DATA SECTION
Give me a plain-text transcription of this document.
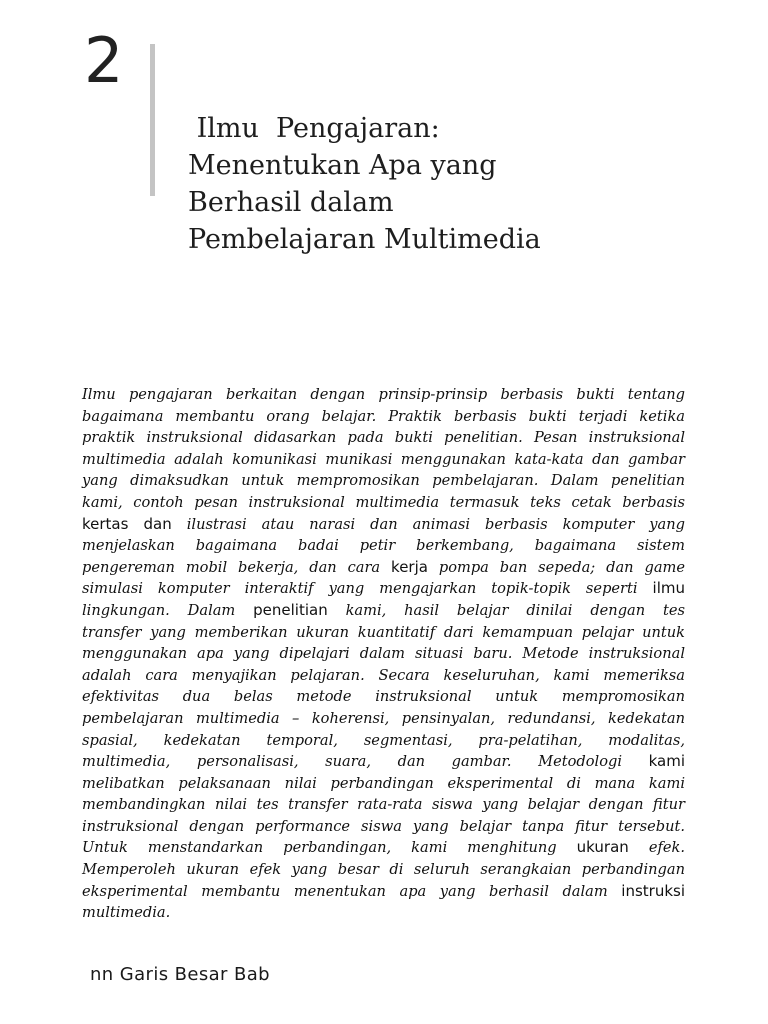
2
Ilmu  Pengajaran:
Menentukan Apa yang
Berhasil dalam
Pembelajaran Multimedia
Ilmu pengajaran berkaitan dengan prinsip-prinsip berbasis bukti tentang
bagaimana membantu orang belajar. Praktik berbasis bukti terjadi ketika
praktik instruksional didasarkan pada bukti penelitian. Pesan instruksional
multimedia adalah komunikasi munikasi menggunakan kata-kata dan gambar
yang dimaksudkan untuk mempromosikan pembelajaran. Dalam penelitian
kami, contoh pesan instruksional multimedia termasuk teks cetak berbasis
kertas dan ilustrasi atau narasi dan animasi berbasis komputer yang
menjelaskan bagaimana badai petir berkembang, bagaimana sistem
pengereman mobil bekerja, dan cara kerja pompa ban sepeda; dan game
simulasi komputer interaktif yang mengajarkan topik-topik seperti ilmu
lingkungan. Dalam penelitian kami, hasil belajar dinilai dengan tes
transfer yang memberikan ukuran kuantitatif dari kemampuan pelajar untuk
menggunakan apa yang dipelajari dalam situasi baru. Metode instruksional
adalah cara menyajikan pelajaran. Secara keseluruhan, kami memeriksa
efektivitas dua belas metode instruksional untuk mempromosikan
pembelajaran multimedia – koherensi, pensinyalan, redundansi, kedekatan
spasial, kedekatan temporal, segmentasi, pra-pelatihan, modalitas,
multimedia, personalisasi, suara, dan gambar. Metodologi kami
melibatkan pelaksanaan nilai perbandingan eksperimental di mana kami
membandingkan nilai tes transfer rata-rata siswa yang belajar dengan fitur
instruksional dengan performance siswa yang belajar tanpa fitur tersebut.
Untuk menstandarkan perbandingan, kami menghitung ukuran efek.
Memperoleh ukuran efek yang besar di seluruh serangkaian perbandingan
eksperimental membantu menentukan apa yang berhasil dalam instruksi
multimedia.
nn Garis Besar Bab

GOAL
Every entry must be transcribed exactly. Pictures do not belong in the copy.

EXERCISE RESULT
Give me a plain-text transcription of this document.
2
Ilmu  Pengajaran:
Menentukan Apa yang
Berhasil dalam
Pembelajaran Multimedia
Ilmu pengajaran berkaitan dengan prinsip-prinsip berbasis bukti tentang
bagaimana membantu orang belajar. Praktik berbasis bukti terjadi ketika
praktik instruksional didasarkan pada bukti penelitian. Pesan instruksional
multimedia adalah komunikasi munikasi menggunakan kata-kata dan gambar
yang dimaksudkan untuk mempromosikan pembelajaran. Dalam penelitian
kami, contoh pesan instruksional multimedia termasuk teks cetak berbasis
kertas dan ilustrasi atau narasi dan animasi berbasis komputer yang
menjelaskan bagaimana badai petir berkembang, bagaimana sistem
pengereman mobil bekerja, dan cara kerja pompa ban sepeda; dan game
simulasi komputer interaktif yang mengajarkan topik-topik seperti ilmu
lingkungan. Dalam penelitian kami, hasil belajar dinilai dengan tes
transfer yang memberikan ukuran kuantitatif dari kemampuan pelajar untuk
menggunakan apa yang dipelajari dalam situasi baru. Metode instruksional
adalah cara menyajikan pelajaran. Secara keseluruhan, kami memeriksa
efektivitas dua belas metode instruksional untuk mempromosikan
pembelajaran multimedia – koherensi, pensinyalan, redundansi, kedekatan
spasial, kedekatan temporal, segmentasi, pra-pelatihan, modalitas,
multimedia, personalisasi, suara, dan gambar. Metodologi kami
melibatkan pelaksanaan nilai perbandingan eksperimental di mana kami
membandingkan nilai tes transfer rata-rata siswa yang belajar dengan fitur
instruksional dengan performance siswa yang belajar tanpa fitur tersebut.
Untuk menstandarkan perbandingan, kami menghitung ukuran efek.
Memperoleh ukuran efek yang besar di seluruh serangkaian perbandingan
eksperimental membantu menentukan apa yang berhasil dalam instruksi
multimedia.
nn Garis Besar Bab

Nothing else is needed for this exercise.